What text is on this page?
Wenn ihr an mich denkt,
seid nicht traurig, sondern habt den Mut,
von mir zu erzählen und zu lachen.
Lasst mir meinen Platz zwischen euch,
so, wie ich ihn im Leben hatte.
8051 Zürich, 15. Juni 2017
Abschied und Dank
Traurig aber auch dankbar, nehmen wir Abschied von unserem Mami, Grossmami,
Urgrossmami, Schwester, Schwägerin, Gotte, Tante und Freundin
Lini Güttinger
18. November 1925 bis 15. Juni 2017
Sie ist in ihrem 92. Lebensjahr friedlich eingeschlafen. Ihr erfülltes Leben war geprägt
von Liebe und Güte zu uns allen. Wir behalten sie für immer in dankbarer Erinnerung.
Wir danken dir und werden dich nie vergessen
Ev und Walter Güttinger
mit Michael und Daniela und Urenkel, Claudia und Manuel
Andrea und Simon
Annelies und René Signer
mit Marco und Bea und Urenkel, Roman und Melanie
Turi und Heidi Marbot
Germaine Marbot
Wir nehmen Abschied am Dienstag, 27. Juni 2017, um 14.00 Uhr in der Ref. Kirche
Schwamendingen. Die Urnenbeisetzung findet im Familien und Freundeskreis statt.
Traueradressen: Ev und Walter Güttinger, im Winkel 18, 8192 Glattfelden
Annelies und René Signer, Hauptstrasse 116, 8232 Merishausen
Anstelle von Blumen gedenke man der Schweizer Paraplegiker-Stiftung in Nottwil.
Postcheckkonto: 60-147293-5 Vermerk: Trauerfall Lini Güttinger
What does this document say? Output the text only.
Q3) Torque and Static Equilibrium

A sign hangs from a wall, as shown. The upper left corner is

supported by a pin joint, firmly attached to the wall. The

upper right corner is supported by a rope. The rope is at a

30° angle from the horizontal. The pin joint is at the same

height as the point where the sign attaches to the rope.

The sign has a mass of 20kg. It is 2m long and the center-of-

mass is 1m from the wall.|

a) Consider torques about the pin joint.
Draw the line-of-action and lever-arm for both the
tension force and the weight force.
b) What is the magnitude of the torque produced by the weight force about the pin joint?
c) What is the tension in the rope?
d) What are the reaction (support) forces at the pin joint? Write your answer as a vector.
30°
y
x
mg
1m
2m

※

Reply with the number of lines in the preceding entries that contain "rope", and no other words.

EXPECTED OUTPUT | 3